§ **Your task**:
Pick out every line with the word "time" and copy it.

§ **Records**:
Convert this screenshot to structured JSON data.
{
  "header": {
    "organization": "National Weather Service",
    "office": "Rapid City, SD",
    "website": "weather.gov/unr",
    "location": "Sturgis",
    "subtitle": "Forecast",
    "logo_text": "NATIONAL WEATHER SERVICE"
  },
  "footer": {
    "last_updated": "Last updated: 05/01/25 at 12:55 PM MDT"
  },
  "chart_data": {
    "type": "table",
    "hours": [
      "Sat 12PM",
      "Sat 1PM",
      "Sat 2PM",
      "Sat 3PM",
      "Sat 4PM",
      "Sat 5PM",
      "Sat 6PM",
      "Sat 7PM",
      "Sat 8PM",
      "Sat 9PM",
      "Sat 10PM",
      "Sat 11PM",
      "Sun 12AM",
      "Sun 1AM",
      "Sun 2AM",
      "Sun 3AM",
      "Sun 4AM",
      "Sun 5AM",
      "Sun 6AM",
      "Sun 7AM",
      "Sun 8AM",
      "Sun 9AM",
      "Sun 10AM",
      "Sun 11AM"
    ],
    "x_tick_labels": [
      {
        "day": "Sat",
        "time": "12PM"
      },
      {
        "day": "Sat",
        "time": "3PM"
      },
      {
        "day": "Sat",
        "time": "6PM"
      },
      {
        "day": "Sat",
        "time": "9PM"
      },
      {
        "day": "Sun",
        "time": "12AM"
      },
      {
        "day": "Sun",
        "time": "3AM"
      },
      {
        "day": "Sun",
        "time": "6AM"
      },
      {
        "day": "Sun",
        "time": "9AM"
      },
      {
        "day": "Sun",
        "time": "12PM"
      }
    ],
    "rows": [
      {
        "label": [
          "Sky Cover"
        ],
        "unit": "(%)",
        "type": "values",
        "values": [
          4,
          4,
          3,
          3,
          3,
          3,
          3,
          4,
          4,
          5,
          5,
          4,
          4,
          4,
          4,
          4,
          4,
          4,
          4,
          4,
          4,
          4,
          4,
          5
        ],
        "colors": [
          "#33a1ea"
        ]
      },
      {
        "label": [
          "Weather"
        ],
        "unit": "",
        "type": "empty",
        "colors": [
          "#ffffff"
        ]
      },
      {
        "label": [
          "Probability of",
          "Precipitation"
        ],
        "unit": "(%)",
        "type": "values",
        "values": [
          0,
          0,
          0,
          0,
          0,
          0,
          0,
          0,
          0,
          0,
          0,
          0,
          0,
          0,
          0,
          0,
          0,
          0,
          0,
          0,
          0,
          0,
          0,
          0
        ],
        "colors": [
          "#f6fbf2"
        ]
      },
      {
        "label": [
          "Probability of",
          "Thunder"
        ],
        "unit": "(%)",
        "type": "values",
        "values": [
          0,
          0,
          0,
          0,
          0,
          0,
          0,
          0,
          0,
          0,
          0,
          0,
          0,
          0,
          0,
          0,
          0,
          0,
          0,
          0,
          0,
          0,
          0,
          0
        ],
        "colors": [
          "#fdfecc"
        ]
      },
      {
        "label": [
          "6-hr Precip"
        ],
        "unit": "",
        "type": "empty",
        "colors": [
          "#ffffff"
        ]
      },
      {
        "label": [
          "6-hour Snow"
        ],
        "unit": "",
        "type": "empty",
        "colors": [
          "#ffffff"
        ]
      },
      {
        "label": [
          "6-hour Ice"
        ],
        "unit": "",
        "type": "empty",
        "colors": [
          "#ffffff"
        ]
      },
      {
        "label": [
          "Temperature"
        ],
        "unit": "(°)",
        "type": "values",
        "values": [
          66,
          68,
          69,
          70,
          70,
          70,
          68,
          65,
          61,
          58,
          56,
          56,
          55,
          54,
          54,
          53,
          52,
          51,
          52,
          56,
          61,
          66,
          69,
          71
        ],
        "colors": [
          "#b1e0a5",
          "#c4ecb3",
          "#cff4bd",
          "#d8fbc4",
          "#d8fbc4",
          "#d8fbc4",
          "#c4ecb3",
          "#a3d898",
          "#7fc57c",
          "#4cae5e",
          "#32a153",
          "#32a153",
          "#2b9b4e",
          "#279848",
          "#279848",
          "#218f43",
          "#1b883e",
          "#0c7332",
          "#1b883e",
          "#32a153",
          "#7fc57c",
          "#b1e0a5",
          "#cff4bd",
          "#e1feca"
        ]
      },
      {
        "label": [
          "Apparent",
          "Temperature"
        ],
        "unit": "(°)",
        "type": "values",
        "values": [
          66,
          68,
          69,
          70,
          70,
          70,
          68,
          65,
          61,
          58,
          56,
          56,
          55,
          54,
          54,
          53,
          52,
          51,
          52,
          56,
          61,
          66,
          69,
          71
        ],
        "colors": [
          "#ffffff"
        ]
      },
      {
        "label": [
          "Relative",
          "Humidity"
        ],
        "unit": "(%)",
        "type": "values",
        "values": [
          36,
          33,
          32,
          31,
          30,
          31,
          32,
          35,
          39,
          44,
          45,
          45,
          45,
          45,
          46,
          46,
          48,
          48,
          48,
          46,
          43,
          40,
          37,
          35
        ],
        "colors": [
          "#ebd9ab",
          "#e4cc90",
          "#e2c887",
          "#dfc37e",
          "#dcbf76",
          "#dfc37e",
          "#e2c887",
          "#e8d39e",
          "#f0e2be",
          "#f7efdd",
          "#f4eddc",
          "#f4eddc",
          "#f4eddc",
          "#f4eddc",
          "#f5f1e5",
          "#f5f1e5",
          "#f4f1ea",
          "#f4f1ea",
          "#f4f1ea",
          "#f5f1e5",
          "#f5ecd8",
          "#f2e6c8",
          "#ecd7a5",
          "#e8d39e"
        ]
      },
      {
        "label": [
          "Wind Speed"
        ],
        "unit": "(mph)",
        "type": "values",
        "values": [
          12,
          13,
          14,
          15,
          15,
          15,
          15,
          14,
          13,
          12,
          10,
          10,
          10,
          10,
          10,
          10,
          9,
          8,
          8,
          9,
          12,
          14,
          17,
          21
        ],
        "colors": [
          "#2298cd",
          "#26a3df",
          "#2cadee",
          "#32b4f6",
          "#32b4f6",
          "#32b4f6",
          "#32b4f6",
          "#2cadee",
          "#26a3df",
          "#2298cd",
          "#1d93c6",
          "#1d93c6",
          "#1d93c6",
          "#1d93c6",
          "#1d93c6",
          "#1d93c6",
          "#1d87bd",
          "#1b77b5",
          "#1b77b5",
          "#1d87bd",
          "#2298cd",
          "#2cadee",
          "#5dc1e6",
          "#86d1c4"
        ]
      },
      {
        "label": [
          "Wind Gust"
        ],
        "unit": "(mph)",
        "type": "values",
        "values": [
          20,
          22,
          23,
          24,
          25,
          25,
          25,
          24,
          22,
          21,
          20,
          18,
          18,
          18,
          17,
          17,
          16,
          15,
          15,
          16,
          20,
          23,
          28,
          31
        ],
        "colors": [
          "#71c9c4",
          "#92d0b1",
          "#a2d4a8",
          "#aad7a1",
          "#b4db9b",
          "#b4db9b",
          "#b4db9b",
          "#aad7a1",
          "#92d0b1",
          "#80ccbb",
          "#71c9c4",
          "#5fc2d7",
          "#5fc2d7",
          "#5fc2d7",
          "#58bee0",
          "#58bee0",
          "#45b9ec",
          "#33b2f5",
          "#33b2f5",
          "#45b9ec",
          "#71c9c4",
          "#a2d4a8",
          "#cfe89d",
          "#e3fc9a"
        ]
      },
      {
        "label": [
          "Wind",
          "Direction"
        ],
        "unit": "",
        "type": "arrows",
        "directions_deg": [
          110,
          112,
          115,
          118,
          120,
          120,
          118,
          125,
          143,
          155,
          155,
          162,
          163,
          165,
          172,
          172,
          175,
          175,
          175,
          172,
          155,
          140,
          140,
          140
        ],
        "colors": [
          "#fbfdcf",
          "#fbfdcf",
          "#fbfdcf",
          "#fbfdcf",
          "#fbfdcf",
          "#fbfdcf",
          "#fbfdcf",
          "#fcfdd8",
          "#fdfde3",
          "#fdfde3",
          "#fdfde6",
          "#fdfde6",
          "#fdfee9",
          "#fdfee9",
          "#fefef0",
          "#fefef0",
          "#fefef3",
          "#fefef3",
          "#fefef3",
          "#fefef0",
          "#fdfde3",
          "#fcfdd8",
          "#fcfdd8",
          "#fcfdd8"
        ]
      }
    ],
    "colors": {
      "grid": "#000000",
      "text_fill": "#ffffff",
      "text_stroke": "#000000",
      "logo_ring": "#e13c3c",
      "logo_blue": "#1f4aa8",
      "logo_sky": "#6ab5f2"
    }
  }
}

§ **Written solution**:
        "time": "12PM"
        "time": "3PM"
        "time": "6PM"
        "time": "9PM"
        "time": "12AM"
        "time": "3AM"
        "time": "6AM"
        "time": "9AM"
        "time": "12PM"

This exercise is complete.